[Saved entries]

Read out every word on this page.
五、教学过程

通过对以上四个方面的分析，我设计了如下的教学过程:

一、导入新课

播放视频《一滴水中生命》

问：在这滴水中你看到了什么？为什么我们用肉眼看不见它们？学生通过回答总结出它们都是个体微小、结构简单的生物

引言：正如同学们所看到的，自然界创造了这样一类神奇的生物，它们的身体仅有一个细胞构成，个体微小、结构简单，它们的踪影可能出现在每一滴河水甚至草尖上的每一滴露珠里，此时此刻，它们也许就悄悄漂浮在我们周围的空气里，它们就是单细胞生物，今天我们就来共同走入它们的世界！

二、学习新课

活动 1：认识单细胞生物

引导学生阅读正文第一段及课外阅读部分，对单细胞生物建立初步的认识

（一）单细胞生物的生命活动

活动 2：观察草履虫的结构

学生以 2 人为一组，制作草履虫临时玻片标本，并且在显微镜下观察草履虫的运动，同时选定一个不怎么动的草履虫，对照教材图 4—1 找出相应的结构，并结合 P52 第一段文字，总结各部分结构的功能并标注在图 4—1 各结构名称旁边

_WHAT IS BEING ASKED_: Each record must be repeated exactly as it is.

_ANSWER IN FULL_:
Read out every word on this page.
五、教学过程

通过对以上四个方面的分析，我设计了如下的教学过程:

一、导入新课

播放视频《一滴水中生命》

问：在这滴水中你看到了什么？为什么我们用肉眼看不见它们？学生通过回答总结出它们都是个体微小、结构简单的生物

引言：正如同学们所看到的，自然界创造了这样一类神奇的生物，它们的身体仅有一个细胞构成，个体微小、结构简单，它们的踪影可能出现在每一滴河水甚至草尖上的每一滴露珠里，此时此刻，它们也许就悄悄漂浮在我们周围的空气里，它们就是单细胞生物，今天我们就来共同走入它们的世界！

二、学习新课

活动 1：认识单细胞生物

引导学生阅读正文第一段及课外阅读部分，对单细胞生物建立初步的认识

（一）单细胞生物的生命活动

活动 2：观察草履虫的结构

学生以 2 人为一组，制作草履虫临时玻片标本，并且在显微镜下观察草履虫的运动，同时选定一个不怎么动的草履虫，对照教材图 4—1 找出相应的结构，并结合 P52 第一段文字，总结各部分结构的功能并标注在图 4—1 各结构名称旁边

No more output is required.